#### ASSIGNMENT
Here are some records; copy every line that holds the word "assistant".

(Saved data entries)
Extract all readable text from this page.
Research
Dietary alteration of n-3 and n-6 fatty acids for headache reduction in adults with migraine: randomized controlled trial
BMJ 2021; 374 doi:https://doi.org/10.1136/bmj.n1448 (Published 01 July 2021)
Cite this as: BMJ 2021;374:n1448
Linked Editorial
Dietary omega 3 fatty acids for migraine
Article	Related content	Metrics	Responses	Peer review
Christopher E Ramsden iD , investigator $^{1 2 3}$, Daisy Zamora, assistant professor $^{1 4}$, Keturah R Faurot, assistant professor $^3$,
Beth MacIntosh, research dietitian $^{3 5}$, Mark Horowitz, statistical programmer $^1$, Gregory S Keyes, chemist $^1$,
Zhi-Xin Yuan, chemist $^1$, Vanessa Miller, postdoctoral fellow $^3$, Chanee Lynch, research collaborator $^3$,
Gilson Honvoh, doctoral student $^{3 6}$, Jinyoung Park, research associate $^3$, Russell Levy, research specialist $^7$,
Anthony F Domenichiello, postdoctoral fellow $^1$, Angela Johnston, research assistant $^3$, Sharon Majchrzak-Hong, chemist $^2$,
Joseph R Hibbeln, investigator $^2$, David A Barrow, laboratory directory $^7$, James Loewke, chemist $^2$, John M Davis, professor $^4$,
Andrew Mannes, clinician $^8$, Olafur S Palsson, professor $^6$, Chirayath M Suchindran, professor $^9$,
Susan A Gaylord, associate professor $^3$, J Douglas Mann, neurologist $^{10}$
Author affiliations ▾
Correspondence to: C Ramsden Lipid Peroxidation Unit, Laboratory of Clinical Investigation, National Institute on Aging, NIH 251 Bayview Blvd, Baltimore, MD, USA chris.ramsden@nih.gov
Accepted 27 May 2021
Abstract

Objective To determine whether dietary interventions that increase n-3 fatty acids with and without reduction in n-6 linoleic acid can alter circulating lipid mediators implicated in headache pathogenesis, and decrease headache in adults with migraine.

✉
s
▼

#### TASK ANSWER
Christopher E Ramsden iD , investigator $^{1 2 3}$, Daisy Zamora, assistant professor $^{1 4}$, Keturah R Faurot, assistant professor $^3$,
Anthony F Domenichiello, postdoctoral fellow $^1$, Angela Johnston, research assistant $^3$, Sharon Majchrzak-Hong, chemist $^2$,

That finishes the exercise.